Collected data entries
· · ·
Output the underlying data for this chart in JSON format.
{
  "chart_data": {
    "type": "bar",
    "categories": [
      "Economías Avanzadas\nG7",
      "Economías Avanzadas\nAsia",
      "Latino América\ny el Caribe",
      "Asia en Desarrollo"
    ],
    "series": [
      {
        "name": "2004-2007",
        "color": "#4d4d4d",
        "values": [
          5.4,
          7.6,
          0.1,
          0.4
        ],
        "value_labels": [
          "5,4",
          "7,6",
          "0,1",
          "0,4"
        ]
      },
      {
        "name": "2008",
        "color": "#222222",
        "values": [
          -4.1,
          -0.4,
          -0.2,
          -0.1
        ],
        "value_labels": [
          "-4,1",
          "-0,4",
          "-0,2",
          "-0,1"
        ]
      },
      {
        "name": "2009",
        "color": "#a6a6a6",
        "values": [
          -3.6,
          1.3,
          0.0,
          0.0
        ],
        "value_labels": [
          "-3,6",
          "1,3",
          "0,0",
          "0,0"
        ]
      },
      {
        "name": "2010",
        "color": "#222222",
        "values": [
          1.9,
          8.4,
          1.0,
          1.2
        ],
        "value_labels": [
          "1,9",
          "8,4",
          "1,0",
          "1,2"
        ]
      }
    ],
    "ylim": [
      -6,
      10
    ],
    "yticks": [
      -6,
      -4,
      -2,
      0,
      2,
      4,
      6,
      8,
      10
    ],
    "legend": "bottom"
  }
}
· · ·
Retype the data exactly as given.

Output the underlying data for this chart in JSON format.
{
  "chart_data": {
    "type": "bar",
    "categories": [
      "Economías Avanzadas\nG7",
      "Economías Avanzadas\nAsia",
      "Latino América\ny el Caribe",
      "Asia en Desarrollo"
    ],
    "series": [
      {
        "name": "2004-2007",
        "color": "#4d4d4d",
        "values": [
          5.4,
          7.6,
          0.1,
          0.4
        ],
        "value_labels": [
          "5,4",
          "7,6",
          "0,1",
          "0,4"
        ]
      },
      {
        "name": "2008",
        "color": "#222222",
        "values": [
          -4.1,
          -0.4,
          -0.2,
          -0.1
        ],
        "value_labels": [
          "-4,1",
          "-0,4",
          "-0,2",
          "-0,1"
        ]
      },
      {
        "name": "2009",
        "color": "#a6a6a6",
        "values": [
          -3.6,
          1.3,
          0.0,
          0.0
        ],
        "value_labels": [
          "-3,6",
          "1,3",
          "0,0",
          "0,0"
        ]
      },
      {
        "name": "2010",
        "color": "#222222",
        "values": [
          1.9,
          8.4,
          1.0,
          1.2
        ],
        "value_labels": [
          "1,9",
          "8,4",
          "1,0",
          "1,2"
        ]
      }
    ],
    "ylim": [
      -6,
      10
    ],
    "yticks": [
      -6,
      -4,
      -2,
      0,
      2,
      4,
      6,
      8,
      10
    ],
    "legend": "bottom"
  }
}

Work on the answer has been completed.